* Problem requirements
Every line containing the word "AlphaBrush" needs to be found and copied.

* Data entries

+--

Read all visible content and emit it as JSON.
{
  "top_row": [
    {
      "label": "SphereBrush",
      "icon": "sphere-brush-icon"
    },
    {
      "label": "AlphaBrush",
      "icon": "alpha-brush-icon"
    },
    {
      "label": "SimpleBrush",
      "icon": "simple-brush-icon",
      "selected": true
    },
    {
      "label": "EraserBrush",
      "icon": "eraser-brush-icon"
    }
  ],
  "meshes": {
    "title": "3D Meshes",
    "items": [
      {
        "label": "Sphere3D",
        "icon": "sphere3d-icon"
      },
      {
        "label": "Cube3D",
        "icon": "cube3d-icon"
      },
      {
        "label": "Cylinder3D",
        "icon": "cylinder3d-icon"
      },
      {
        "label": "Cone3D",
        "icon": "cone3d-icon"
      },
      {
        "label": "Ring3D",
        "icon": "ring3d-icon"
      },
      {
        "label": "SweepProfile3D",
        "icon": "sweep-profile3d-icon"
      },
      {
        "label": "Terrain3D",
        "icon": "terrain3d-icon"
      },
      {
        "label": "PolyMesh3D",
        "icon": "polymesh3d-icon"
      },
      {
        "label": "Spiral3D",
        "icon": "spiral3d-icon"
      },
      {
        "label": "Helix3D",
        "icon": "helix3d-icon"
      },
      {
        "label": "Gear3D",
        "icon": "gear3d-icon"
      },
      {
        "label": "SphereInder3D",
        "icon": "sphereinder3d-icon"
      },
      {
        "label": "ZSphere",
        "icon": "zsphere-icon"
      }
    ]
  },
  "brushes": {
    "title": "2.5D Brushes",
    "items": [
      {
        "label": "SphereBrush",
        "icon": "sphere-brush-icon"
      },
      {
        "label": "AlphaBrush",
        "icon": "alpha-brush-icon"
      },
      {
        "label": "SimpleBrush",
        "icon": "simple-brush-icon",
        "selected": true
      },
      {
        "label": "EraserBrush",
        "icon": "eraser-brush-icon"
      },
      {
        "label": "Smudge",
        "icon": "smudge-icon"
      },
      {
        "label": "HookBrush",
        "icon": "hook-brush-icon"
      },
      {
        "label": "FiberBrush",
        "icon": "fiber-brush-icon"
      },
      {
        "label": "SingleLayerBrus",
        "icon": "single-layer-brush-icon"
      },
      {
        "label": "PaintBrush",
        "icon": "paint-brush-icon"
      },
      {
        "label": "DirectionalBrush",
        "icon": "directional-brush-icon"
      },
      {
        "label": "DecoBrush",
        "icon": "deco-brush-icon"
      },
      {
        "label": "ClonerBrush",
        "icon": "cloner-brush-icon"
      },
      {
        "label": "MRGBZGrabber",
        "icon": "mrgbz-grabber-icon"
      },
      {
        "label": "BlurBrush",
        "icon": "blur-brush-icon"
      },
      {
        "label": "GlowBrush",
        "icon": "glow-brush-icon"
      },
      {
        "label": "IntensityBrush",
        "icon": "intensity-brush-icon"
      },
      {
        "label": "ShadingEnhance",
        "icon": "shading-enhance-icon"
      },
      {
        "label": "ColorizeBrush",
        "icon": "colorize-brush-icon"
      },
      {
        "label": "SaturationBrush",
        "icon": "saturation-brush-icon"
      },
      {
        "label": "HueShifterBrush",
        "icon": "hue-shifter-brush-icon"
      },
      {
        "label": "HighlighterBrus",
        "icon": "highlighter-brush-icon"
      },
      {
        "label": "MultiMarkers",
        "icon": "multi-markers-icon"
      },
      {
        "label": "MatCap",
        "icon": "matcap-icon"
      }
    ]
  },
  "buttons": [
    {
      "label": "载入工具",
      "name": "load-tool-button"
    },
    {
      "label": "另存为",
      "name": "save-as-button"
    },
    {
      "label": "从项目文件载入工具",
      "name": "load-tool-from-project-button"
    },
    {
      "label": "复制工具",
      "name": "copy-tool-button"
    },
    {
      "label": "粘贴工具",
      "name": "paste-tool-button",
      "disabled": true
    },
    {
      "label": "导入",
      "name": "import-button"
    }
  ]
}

+--

* Task result
      "label": "AlphaBrush",
        "label": "AlphaBrush",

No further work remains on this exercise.